§ **EXERCISE DIRECTIONS**: Only lines holding the word "this" should be copied from the material.

§ **RECORDS FOR THE TASK**:
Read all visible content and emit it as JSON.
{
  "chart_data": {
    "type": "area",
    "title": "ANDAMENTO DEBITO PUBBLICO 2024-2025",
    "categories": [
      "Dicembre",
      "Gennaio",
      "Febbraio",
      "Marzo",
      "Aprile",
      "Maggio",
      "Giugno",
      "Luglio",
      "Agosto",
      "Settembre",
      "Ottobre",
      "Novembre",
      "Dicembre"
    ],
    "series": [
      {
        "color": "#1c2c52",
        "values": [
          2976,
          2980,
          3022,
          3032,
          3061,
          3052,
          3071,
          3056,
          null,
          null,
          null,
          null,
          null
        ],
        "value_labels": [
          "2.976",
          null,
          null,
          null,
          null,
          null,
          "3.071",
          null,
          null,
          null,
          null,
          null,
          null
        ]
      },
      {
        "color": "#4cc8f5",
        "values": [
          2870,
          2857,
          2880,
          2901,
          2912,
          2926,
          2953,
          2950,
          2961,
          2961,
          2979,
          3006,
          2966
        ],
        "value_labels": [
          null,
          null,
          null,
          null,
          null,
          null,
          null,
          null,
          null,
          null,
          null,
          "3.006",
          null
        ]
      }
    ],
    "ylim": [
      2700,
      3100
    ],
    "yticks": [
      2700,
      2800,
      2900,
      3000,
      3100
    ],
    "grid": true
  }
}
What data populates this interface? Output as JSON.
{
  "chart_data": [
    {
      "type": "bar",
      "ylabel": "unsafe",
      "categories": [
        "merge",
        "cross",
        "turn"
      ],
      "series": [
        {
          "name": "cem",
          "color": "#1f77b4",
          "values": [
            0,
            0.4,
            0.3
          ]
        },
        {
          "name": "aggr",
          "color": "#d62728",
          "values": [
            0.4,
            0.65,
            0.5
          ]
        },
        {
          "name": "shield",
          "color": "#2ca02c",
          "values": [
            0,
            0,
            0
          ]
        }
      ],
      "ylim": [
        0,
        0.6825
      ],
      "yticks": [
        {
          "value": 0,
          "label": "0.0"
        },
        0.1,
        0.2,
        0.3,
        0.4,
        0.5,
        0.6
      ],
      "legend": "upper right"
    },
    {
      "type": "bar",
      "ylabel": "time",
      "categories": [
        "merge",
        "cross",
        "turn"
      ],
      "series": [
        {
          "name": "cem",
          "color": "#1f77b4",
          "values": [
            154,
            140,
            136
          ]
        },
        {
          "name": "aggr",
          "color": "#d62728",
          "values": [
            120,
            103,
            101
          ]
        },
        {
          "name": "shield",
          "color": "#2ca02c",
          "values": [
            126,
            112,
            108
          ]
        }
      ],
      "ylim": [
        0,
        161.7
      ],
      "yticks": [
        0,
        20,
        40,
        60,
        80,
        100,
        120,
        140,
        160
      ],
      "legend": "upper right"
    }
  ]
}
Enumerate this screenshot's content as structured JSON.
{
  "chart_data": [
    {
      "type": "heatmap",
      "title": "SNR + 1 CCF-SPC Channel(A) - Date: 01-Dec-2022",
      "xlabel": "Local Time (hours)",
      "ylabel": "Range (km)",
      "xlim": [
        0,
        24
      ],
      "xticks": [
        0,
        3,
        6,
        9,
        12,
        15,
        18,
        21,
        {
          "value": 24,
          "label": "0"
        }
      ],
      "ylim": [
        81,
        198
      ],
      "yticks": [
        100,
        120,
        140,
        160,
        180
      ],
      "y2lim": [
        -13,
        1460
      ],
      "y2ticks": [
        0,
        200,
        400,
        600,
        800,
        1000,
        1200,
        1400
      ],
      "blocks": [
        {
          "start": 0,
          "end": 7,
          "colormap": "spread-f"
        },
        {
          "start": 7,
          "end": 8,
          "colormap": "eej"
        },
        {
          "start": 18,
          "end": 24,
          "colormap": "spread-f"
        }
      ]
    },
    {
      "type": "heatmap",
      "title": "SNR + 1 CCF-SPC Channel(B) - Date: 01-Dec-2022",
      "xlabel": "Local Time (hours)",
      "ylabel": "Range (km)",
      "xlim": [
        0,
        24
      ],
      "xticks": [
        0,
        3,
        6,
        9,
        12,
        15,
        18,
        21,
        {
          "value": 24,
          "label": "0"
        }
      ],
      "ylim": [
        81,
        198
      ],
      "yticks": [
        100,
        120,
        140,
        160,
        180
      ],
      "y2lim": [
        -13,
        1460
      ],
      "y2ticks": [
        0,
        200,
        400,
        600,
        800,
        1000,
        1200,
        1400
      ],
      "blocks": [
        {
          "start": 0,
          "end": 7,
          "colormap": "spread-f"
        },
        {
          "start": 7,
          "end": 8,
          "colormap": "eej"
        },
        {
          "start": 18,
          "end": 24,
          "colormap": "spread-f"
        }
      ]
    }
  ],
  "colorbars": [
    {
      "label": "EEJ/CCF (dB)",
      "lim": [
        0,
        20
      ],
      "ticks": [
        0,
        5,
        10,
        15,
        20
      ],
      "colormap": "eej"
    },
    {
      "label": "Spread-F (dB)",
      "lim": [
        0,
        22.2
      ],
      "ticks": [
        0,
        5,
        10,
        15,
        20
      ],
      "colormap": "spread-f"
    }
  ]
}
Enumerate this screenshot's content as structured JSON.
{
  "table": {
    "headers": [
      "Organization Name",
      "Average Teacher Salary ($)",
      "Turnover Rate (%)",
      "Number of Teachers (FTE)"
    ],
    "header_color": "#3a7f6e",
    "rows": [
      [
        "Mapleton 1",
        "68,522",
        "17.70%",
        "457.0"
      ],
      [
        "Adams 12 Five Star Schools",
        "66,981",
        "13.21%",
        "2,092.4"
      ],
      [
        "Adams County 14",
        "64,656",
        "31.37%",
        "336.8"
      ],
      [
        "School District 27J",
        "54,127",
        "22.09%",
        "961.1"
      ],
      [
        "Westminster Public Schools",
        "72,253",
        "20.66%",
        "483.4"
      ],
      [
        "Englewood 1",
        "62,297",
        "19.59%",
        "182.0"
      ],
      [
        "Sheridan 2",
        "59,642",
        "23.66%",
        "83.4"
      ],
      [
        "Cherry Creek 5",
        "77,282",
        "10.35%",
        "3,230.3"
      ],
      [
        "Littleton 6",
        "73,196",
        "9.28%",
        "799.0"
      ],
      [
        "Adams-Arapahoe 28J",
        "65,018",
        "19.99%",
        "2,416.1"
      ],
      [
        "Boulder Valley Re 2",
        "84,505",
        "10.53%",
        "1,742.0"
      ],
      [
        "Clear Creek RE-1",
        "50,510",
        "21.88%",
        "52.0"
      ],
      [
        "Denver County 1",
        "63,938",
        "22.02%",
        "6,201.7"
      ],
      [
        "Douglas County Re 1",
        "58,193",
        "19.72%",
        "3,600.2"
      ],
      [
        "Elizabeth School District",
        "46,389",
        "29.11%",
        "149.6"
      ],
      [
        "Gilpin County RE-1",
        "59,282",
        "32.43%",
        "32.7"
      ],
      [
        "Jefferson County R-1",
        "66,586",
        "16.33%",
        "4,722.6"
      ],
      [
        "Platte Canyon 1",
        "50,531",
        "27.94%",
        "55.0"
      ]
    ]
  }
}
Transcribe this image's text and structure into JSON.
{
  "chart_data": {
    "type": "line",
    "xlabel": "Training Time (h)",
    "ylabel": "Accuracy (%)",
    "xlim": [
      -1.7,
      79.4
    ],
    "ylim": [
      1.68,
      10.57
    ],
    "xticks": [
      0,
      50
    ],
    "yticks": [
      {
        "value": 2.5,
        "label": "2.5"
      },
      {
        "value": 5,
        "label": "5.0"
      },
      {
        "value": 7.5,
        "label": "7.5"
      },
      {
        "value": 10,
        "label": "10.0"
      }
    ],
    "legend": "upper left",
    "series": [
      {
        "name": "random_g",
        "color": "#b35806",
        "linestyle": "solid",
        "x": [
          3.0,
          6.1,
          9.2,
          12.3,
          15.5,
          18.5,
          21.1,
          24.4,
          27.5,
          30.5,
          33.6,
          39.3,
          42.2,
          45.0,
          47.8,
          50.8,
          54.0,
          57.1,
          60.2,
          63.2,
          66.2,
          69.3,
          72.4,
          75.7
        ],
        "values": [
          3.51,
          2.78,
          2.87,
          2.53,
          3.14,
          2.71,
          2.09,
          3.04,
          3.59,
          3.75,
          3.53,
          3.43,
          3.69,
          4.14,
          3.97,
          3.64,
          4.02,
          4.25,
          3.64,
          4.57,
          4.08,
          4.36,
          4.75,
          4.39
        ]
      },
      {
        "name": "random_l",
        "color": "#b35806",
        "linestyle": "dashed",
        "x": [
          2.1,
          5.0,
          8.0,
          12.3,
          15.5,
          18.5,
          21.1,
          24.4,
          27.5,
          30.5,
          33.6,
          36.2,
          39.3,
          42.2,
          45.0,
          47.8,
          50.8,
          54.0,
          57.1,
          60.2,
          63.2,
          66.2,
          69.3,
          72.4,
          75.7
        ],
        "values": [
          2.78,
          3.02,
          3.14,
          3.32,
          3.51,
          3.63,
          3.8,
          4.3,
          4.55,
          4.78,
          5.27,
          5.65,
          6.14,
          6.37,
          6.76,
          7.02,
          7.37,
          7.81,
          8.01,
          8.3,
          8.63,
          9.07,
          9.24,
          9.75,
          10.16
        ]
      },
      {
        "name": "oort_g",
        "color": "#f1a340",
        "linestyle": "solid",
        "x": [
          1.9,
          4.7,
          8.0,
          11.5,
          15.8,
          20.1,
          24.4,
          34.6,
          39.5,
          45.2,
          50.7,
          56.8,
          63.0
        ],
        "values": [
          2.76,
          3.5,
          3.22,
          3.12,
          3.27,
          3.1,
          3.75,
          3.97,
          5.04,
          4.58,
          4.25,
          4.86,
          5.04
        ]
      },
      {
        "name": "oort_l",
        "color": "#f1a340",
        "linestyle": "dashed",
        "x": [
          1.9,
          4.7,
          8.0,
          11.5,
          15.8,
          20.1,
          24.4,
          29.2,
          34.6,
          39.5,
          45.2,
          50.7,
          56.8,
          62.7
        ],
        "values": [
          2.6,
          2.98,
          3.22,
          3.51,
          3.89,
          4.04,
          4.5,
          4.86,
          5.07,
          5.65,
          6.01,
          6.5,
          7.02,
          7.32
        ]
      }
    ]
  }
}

§ **WRITTEN SOLUTION**:
What data populates this interface? Output as JSON.
Enumerate this screenshot's content as structured JSON.
Enumerate this screenshot's content as structured JSON.
Transcribe this image's text and structure into JSON.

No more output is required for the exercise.